*Record set*
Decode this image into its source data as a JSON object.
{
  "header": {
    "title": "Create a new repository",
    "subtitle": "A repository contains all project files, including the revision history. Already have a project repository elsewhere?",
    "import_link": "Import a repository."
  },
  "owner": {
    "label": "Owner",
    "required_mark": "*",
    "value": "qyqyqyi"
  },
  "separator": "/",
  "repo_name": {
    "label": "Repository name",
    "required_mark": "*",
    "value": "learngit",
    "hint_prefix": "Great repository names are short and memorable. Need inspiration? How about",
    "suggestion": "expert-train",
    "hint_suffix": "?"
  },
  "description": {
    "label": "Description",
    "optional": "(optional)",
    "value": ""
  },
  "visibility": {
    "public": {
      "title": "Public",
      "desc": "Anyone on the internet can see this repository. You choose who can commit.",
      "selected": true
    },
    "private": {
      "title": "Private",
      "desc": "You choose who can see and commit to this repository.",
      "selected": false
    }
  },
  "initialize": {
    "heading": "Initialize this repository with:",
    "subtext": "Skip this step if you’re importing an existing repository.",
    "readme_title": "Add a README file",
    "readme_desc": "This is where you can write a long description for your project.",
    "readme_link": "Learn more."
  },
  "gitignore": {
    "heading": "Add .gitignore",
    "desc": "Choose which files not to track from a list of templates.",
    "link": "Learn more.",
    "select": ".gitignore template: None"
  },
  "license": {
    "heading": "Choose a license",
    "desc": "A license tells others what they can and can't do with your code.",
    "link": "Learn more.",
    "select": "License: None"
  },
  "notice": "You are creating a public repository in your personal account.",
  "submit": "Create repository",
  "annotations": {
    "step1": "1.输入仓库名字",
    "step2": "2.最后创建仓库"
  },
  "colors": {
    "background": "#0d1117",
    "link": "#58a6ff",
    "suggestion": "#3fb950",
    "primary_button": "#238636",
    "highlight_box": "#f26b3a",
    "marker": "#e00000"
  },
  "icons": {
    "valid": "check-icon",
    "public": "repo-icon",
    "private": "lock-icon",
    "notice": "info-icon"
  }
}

*Problem*
Count every line of the records that holds "commit". State the number, nothing else.

*Finished answer*
2